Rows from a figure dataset
=======
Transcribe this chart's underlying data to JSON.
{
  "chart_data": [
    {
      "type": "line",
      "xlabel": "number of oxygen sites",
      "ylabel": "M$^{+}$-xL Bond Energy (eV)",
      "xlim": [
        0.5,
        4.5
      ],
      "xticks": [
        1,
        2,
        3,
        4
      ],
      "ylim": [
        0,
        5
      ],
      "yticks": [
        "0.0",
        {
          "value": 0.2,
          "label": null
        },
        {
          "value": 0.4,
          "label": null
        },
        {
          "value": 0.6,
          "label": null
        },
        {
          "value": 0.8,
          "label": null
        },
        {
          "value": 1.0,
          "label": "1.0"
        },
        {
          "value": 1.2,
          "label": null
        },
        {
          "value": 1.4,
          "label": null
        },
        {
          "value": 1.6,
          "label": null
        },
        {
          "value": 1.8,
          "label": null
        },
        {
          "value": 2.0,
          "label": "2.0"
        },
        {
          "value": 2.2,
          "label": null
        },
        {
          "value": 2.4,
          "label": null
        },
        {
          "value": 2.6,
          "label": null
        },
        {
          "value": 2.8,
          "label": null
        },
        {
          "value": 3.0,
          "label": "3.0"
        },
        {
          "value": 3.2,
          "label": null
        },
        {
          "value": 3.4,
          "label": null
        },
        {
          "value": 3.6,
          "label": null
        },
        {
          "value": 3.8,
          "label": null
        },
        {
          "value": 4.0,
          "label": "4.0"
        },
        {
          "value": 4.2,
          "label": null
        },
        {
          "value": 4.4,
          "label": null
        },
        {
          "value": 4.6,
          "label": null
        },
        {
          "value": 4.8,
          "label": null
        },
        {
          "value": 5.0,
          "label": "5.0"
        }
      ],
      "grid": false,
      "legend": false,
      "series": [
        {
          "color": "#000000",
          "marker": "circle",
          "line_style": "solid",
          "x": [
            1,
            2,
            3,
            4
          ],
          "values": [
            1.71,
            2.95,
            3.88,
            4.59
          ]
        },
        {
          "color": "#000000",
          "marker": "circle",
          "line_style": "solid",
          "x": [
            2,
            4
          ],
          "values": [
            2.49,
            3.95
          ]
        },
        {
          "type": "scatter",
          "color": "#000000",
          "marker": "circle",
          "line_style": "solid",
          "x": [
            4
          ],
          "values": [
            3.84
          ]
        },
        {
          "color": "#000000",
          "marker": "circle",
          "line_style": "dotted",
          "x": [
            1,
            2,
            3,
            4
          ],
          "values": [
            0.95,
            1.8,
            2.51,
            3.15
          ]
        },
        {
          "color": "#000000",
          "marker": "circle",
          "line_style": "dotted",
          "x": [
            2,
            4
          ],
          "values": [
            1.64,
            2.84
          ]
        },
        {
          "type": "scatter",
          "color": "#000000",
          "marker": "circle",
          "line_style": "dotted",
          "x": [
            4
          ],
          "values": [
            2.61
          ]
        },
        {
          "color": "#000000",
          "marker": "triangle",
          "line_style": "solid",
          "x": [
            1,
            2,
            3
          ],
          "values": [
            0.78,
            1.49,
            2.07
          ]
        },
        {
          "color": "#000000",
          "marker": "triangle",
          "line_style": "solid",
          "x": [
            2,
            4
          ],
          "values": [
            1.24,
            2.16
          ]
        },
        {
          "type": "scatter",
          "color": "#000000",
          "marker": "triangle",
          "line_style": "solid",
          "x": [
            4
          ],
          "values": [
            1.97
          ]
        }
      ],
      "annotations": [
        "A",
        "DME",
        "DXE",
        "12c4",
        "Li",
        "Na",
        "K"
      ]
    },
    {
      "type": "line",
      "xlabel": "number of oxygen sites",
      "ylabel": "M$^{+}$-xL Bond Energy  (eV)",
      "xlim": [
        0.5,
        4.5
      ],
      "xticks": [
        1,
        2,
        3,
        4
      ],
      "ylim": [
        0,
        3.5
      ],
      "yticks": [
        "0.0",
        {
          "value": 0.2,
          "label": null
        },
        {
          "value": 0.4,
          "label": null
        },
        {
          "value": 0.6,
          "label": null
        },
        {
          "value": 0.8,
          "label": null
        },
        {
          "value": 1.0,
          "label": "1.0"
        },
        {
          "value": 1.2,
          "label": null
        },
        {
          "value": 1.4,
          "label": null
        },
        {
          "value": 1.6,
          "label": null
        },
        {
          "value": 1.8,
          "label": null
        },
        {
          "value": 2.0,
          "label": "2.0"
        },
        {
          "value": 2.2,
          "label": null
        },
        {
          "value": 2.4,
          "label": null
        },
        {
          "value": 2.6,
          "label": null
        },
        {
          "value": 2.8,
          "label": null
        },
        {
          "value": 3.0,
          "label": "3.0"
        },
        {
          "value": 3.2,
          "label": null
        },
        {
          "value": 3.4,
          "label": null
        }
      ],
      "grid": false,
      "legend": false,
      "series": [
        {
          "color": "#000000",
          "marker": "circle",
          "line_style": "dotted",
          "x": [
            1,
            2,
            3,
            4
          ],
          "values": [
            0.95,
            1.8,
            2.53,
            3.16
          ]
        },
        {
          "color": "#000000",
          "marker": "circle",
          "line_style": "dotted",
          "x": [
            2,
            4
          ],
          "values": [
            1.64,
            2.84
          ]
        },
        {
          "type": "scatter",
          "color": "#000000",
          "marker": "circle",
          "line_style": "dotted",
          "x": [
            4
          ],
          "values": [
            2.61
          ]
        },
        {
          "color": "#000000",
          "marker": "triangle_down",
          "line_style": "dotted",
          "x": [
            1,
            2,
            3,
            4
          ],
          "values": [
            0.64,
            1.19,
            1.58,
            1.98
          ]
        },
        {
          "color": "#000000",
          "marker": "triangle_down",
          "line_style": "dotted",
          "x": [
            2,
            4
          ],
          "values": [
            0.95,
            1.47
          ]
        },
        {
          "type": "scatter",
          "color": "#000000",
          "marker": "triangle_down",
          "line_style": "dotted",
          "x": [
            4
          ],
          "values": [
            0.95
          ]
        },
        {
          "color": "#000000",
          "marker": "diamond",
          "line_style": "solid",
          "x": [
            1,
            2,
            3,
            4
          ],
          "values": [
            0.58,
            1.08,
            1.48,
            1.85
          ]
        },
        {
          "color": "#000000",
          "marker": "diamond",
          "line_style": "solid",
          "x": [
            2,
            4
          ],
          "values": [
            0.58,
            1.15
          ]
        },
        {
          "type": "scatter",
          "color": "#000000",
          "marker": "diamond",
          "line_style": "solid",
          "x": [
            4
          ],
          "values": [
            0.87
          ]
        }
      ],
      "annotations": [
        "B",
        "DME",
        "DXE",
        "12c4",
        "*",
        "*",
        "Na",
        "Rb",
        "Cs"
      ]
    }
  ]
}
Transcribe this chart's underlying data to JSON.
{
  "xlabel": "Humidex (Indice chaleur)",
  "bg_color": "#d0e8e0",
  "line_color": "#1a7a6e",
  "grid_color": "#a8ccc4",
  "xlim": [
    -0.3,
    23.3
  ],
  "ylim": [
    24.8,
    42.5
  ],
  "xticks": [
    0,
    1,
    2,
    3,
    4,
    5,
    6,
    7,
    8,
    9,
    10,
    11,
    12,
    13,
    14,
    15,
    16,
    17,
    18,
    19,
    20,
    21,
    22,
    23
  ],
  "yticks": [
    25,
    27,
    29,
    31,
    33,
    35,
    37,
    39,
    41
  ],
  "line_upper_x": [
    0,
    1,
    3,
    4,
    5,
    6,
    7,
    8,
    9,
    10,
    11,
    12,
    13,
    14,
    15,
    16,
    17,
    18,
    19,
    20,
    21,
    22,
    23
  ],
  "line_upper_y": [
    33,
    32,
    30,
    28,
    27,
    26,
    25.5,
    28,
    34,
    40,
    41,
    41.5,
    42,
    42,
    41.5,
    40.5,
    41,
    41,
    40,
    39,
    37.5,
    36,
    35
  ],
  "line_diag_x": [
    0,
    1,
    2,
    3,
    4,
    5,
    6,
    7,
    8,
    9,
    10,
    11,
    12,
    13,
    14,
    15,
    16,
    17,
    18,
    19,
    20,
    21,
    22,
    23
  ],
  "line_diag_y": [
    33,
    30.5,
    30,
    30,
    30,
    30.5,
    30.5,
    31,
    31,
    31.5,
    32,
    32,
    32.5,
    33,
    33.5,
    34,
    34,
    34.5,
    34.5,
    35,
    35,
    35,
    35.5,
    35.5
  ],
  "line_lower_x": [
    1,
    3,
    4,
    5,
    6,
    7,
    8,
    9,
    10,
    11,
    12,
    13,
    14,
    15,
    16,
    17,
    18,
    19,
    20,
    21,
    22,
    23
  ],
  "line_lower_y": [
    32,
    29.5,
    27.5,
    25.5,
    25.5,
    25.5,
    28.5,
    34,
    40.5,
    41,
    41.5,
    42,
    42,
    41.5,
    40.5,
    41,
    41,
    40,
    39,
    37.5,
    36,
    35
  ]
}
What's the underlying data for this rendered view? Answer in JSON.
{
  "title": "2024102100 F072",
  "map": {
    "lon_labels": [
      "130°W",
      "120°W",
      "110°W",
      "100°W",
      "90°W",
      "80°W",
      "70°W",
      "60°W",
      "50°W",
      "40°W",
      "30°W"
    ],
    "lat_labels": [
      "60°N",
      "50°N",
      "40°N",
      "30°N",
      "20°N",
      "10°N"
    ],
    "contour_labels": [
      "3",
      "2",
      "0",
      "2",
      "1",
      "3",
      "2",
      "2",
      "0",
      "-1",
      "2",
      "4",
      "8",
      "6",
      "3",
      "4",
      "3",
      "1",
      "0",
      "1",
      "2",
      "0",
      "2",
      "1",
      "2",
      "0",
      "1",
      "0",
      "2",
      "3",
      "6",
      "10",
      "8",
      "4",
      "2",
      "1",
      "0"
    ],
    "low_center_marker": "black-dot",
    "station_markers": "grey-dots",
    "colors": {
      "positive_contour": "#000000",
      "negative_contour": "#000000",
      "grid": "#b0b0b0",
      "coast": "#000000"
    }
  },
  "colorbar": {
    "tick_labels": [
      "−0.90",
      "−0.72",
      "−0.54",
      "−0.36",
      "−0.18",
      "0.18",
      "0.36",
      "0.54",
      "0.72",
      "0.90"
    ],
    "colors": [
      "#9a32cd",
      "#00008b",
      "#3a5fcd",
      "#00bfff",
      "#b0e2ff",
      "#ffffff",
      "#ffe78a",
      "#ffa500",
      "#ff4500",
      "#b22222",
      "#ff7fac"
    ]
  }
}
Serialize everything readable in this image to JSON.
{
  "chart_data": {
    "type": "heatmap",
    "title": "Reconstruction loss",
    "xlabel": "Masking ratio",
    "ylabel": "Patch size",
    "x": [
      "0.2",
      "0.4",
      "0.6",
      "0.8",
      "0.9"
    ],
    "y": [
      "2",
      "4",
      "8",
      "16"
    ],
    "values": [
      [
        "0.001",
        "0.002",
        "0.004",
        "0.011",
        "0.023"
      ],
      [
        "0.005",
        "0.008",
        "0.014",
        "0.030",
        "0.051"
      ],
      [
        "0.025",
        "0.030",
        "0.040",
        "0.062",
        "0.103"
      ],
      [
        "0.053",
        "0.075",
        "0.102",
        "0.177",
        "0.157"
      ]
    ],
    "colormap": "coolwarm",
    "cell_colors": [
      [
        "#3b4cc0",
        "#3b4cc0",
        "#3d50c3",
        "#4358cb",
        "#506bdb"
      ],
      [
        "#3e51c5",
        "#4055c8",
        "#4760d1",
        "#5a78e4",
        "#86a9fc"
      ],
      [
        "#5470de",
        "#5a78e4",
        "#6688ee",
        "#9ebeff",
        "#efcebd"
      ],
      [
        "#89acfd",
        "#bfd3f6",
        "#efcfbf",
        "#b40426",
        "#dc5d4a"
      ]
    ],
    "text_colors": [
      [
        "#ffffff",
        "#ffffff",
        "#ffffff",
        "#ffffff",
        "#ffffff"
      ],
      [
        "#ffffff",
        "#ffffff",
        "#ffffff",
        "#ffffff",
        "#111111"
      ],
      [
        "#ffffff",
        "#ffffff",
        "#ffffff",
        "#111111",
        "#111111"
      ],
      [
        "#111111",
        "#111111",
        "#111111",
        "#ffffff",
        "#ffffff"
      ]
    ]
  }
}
=======
Locate and copy each line in the data above that includes the word "Energy".

      "ylabel": "M$^{+}$-xL Bond Energy (eV)",
      "ylabel": "M$^{+}$-xL Bond Energy  (eV)",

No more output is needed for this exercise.